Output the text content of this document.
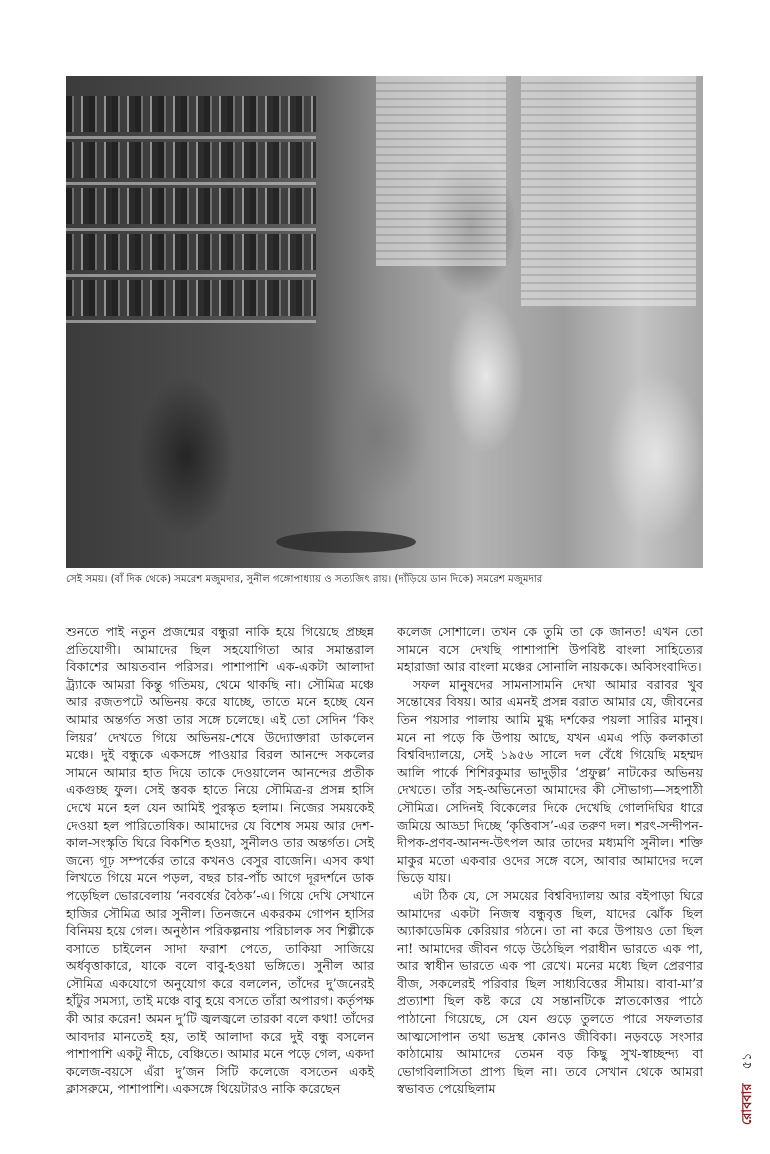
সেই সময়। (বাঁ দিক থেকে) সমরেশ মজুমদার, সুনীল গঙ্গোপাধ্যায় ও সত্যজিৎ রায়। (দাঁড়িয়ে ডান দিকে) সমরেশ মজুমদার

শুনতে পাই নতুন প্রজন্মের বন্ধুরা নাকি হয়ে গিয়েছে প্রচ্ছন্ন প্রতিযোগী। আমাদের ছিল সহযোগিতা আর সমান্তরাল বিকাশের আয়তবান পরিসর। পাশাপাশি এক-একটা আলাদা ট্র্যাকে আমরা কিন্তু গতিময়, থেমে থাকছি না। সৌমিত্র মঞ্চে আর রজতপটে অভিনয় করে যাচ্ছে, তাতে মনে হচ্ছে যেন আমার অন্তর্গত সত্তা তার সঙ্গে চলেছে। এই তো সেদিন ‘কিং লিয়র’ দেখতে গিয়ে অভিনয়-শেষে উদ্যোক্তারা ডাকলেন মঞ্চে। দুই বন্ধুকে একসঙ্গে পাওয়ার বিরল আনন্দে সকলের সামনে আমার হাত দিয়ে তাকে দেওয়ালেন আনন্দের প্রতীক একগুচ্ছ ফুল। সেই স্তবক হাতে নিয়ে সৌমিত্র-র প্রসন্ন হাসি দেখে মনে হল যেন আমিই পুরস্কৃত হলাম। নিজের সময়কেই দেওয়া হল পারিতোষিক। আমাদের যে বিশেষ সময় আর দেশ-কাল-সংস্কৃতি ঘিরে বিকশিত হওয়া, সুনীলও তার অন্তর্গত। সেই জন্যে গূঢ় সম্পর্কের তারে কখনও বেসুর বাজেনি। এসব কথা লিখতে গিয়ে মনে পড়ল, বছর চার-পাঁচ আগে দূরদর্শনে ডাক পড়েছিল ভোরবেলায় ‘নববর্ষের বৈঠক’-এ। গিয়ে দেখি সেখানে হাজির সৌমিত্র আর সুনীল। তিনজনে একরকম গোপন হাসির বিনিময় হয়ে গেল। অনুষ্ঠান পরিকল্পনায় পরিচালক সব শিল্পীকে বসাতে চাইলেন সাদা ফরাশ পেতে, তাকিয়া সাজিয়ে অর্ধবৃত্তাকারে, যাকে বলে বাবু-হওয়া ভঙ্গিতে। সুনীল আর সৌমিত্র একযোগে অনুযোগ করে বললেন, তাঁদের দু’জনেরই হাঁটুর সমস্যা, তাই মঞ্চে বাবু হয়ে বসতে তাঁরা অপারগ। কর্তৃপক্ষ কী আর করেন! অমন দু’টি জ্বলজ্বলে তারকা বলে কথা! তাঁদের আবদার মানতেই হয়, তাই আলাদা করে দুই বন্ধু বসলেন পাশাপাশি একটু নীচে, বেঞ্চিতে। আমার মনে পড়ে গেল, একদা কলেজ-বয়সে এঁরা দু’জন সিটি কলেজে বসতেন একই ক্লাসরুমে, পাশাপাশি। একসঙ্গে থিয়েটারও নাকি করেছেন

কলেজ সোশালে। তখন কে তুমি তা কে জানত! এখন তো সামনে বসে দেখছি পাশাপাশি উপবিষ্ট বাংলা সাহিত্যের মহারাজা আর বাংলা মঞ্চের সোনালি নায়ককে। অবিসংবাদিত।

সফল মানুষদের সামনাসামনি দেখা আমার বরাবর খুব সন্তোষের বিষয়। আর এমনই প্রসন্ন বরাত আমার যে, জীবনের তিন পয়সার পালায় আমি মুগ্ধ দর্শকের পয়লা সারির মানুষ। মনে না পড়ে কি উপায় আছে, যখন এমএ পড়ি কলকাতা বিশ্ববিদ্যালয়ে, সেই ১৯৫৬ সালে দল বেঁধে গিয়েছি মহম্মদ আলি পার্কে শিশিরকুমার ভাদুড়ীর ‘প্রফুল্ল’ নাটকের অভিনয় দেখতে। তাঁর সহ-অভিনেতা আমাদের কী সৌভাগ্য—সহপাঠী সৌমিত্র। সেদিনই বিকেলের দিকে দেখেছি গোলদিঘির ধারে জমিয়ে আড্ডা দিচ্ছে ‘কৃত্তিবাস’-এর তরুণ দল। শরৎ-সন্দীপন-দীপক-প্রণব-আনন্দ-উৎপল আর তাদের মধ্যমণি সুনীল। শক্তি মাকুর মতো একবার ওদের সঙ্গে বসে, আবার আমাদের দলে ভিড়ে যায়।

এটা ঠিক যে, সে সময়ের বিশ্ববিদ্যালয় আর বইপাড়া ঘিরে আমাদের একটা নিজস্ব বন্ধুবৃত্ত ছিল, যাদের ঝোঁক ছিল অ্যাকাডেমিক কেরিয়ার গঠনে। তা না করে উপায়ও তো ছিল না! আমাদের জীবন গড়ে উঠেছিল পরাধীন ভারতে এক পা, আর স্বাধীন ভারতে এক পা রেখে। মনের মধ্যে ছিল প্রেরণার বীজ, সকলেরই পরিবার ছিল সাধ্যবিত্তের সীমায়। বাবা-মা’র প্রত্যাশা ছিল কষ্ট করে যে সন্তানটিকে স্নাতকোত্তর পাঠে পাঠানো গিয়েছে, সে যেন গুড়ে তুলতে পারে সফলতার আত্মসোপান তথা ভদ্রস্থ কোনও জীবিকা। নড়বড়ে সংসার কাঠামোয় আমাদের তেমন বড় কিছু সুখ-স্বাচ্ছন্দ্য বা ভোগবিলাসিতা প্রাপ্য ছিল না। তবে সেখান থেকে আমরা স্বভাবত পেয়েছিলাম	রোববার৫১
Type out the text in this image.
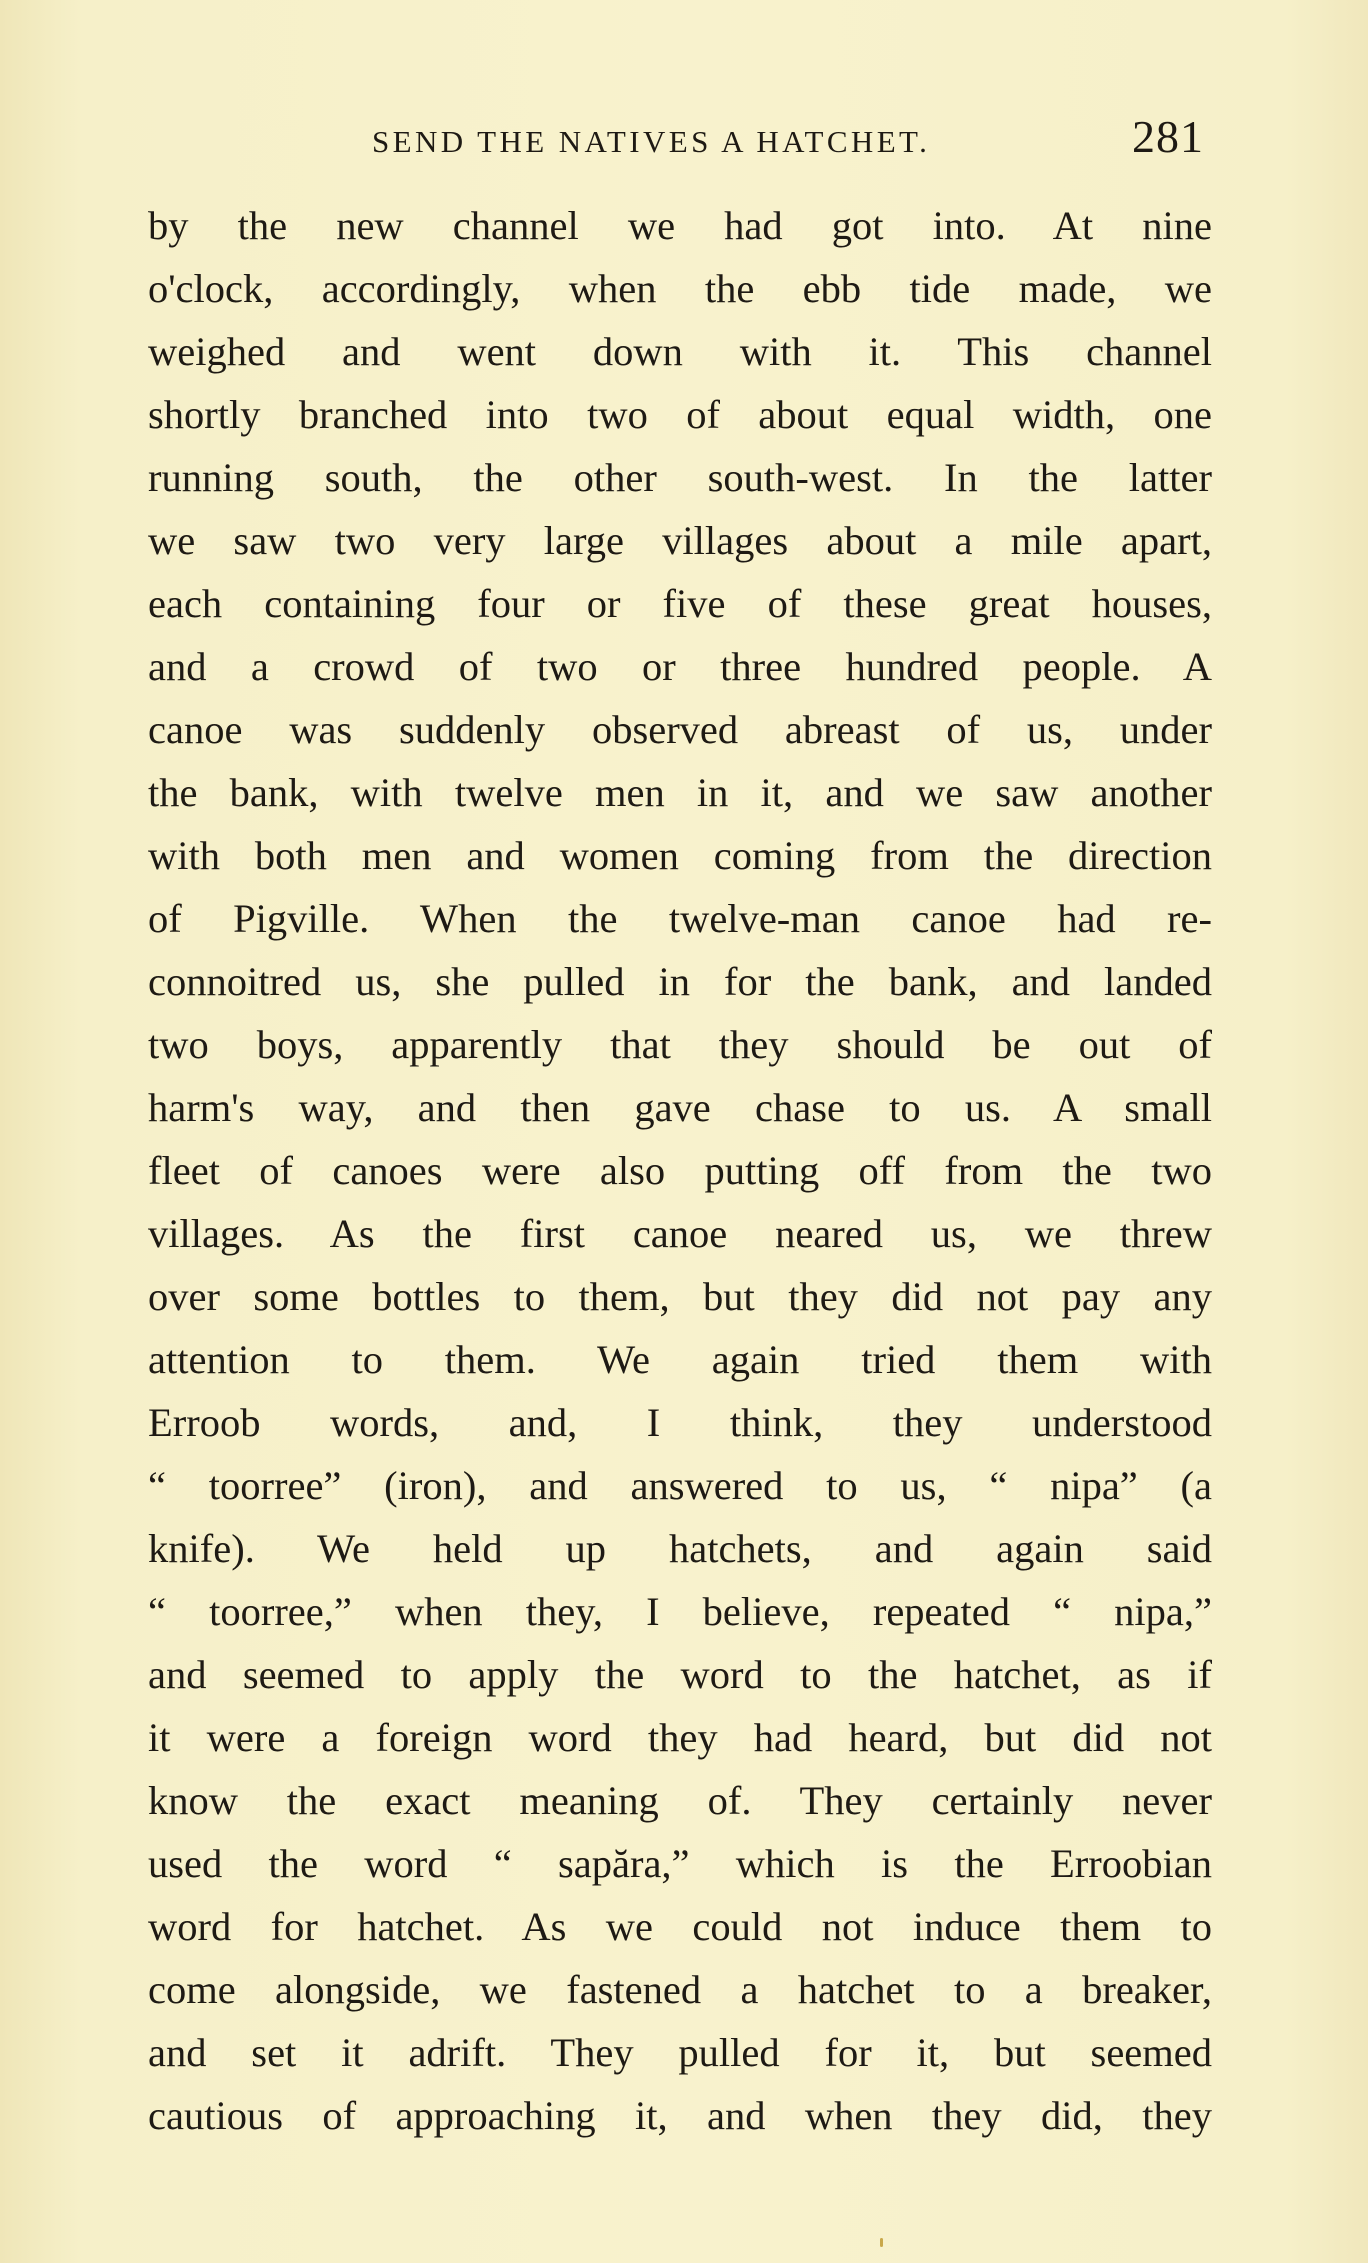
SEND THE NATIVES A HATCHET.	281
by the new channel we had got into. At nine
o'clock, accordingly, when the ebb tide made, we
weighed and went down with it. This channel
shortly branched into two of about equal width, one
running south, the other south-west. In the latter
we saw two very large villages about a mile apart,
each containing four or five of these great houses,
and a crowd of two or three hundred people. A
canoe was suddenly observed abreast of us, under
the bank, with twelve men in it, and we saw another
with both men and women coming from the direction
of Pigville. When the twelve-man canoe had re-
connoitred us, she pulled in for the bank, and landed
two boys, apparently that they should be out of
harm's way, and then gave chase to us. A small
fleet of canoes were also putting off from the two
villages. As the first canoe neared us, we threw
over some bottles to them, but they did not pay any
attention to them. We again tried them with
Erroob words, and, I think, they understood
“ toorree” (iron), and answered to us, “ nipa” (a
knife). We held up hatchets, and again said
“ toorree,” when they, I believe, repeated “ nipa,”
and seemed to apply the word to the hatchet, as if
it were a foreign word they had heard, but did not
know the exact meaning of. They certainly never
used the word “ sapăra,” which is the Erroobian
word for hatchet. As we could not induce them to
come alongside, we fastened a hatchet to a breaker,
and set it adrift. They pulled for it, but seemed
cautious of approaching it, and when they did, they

▶ [GOAL]: Without the pictures, write out all of the material exactly.

▶ [TASK SOLUTION]:
Output the text content of this document.
সেই সময়। (বাঁ দিক থেকে) সমরেশ মজুমদার, সুনীল গঙ্গোপাধ্যায় ও সত্যজিৎ রায়। (দাঁড়িয়ে ডান দিকে) সমরেশ মজুমদার

শুনতে পাই নতুন প্রজন্মের বন্ধুরা নাকি হয়ে গিয়েছে প্রচ্ছন্ন প্রতিযোগী। আমাদের ছিল সহযোগিতা আর সমান্তরাল বিকাশের আয়তবান পরিসর। পাশাপাশি এক-একটা আলাদা ট্র্যাকে আমরা কিন্তু গতিময়, থেমে থাকছি না। সৌমিত্র মঞ্চে আর রজতপটে অভিনয় করে যাচ্ছে, তাতে মনে হচ্ছে যেন আমার অন্তর্গত সত্তা তার সঙ্গে চলেছে। এই তো সেদিন ‘কিং লিয়র’ দেখতে গিয়ে অভিনয়-শেষে উদ্যোক্তারা ডাকলেন মঞ্চে। দুই বন্ধুকে একসঙ্গে পাওয়ার বিরল আনন্দে সকলের সামনে আমার হাত দিয়ে তাকে দেওয়ালেন আনন্দের প্রতীক একগুচ্ছ ফুল। সেই স্তবক হাতে নিয়ে সৌমিত্র-র প্রসন্ন হাসি দেখে মনে হল যেন আমিই পুরস্কৃত হলাম। নিজের সময়কেই দেওয়া হল পারিতোষিক। আমাদের যে বিশেষ সময় আর দেশ-কাল-সংস্কৃতি ঘিরে বিকশিত হওয়া, সুনীলও তার অন্তর্গত। সেই জন্যে গূঢ় সম্পর্কের তারে কখনও বেসুর বাজেনি। এসব কথা লিখতে গিয়ে মনে পড়ল, বছর চার-পাঁচ আগে দূরদর্শনে ডাক পড়েছিল ভোরবেলায় ‘নববর্ষের বৈঠক’-এ। গিয়ে দেখি সেখানে হাজির সৌমিত্র আর সুনীল। তিনজনে একরকম গোপন হাসির বিনিময় হয়ে গেল। অনুষ্ঠান পরিকল্পনায় পরিচালক সব শিল্পীকে বসাতে চাইলেন সাদা ফরাশ পেতে, তাকিয়া সাজিয়ে অর্ধবৃত্তাকারে, যাকে বলে বাবু-হওয়া ভঙ্গিতে। সুনীল আর সৌমিত্র একযোগে অনুযোগ করে বললেন, তাঁদের দু’জনেরই হাঁটুর সমস্যা, তাই মঞ্চে বাবু হয়ে বসতে তাঁরা অপারগ। কর্তৃপক্ষ কী আর করেন! অমন দু’টি জ্বলজ্বলে তারকা বলে কথা! তাঁদের আবদার মানতেই হয়, তাই আলাদা করে দুই বন্ধু বসলেন পাশাপাশি একটু নীচে, বেঞ্চিতে। আমার মনে পড়ে গেল, একদা কলেজ-বয়সে এঁরা দু’জন সিটি কলেজে বসতেন একই ক্লাসরুমে, পাশাপাশি। একসঙ্গে থিয়েটারও নাকি করেছেন

কলেজ সোশালে। তখন কে তুমি তা কে জানত! এখন তো সামনে বসে দেখছি পাশাপাশি উপবিষ্ট বাংলা সাহিত্যের মহারাজা আর বাংলা মঞ্চের সোনালি নায়ককে। অবিসংবাদিত।

সফল মানুষদের সামনাসামনি দেখা আমার বরাবর খুব সন্তোষের বিষয়। আর এমনই প্রসন্ন বরাত আমার যে, জীবনের তিন পয়সার পালায় আমি মুগ্ধ দর্শকের পয়লা সারির মানুষ। মনে না পড়ে কি উপায় আছে, যখন এমএ পড়ি কলকাতা বিশ্ববিদ্যালয়ে, সেই ১৯৫৬ সালে দল বেঁধে গিয়েছি মহম্মদ আলি পার্কে শিশিরকুমার ভাদুড়ীর ‘প্রফুল্ল’ নাটকের অভিনয় দেখতে। তাঁর সহ-অভিনেতা আমাদের কী সৌভাগ্য—সহপাঠী সৌমিত্র। সেদিনই বিকেলের দিকে দেখেছি গোলদিঘির ধারে জমিয়ে আড্ডা দিচ্ছে ‘কৃত্তিবাস’-এর তরুণ দল। শরৎ-সন্দীপন-দীপক-প্রণব-আনন্দ-উৎপল আর তাদের মধ্যমণি সুনীল। শক্তি মাকুর মতো একবার ওদের সঙ্গে বসে, আবার আমাদের দলে ভিড়ে যায়।

এটা ঠিক যে, সে সময়ের বিশ্ববিদ্যালয় আর বইপাড়া ঘিরে আমাদের একটা নিজস্ব বন্ধুবৃত্ত ছিল, যাদের ঝোঁক ছিল অ্যাকাডেমিক কেরিয়ার গঠনে। তা না করে উপায়ও তো ছিল না! আমাদের জীবন গড়ে উঠেছিল পরাধীন ভারতে এক পা, আর স্বাধীন ভারতে এক পা রেখে। মনের মধ্যে ছিল প্রেরণার বীজ, সকলেরই পরিবার ছিল সাধ্যবিত্তের সীমায়। বাবা-মা’র প্রত্যাশা ছিল কষ্ট করে যে সন্তানটিকে স্নাতকোত্তর পাঠে পাঠানো গিয়েছে, সে যেন গুড়ে তুলতে পারে সফলতার আত্মসোপান তথা ভদ্রস্থ কোনও জীবিকা। নড়বড়ে সংসার কাঠামোয় আমাদের তেমন বড় কিছু সুখ-স্বাচ্ছন্দ্য বা ভোগবিলাসিতা প্রাপ্য ছিল না। তবে সেখান থেকে আমরা স্বভাবত পেয়েছিলাম	রোববার৫১
Type out the text in this image.
SEND THE NATIVES A HATCHET.	281
by the new channel we had got into. At nine
o'clock, accordingly, when the ebb tide made, we
weighed and went down with it. This channel
shortly branched into two of about equal width, one
running south, the other south-west. In the latter
we saw two very large villages about a mile apart,
each containing four or five of these great houses,
and a crowd of two or three hundred people. A
canoe was suddenly observed abreast of us, under
the bank, with twelve men in it, and we saw another
with both men and women coming from the direction
of Pigville. When the twelve-man canoe had re-
connoitred us, she pulled in for the bank, and landed
two boys, apparently that they should be out of
harm's way, and then gave chase to us. A small
fleet of canoes were also putting off from the two
villages. As the first canoe neared us, we threw
over some bottles to them, but they did not pay any
attention to them. We again tried them with
Erroob words, and, I think, they understood
“ toorree” (iron), and answered to us, “ nipa” (a
knife). We held up hatchets, and again said
“ toorree,” when they, I believe, repeated “ nipa,”
and seemed to apply the word to the hatchet, as if
it were a foreign word they had heard, but did not
know the exact meaning of. They certainly never
used the word “ sapăra,” which is the Erroobian
word for hatchet. As we could not induce them to
come alongside, we fastened a hatchet to a breaker,
and set it adrift. They pulled for it, but seemed
cautious of approaching it, and when they did, they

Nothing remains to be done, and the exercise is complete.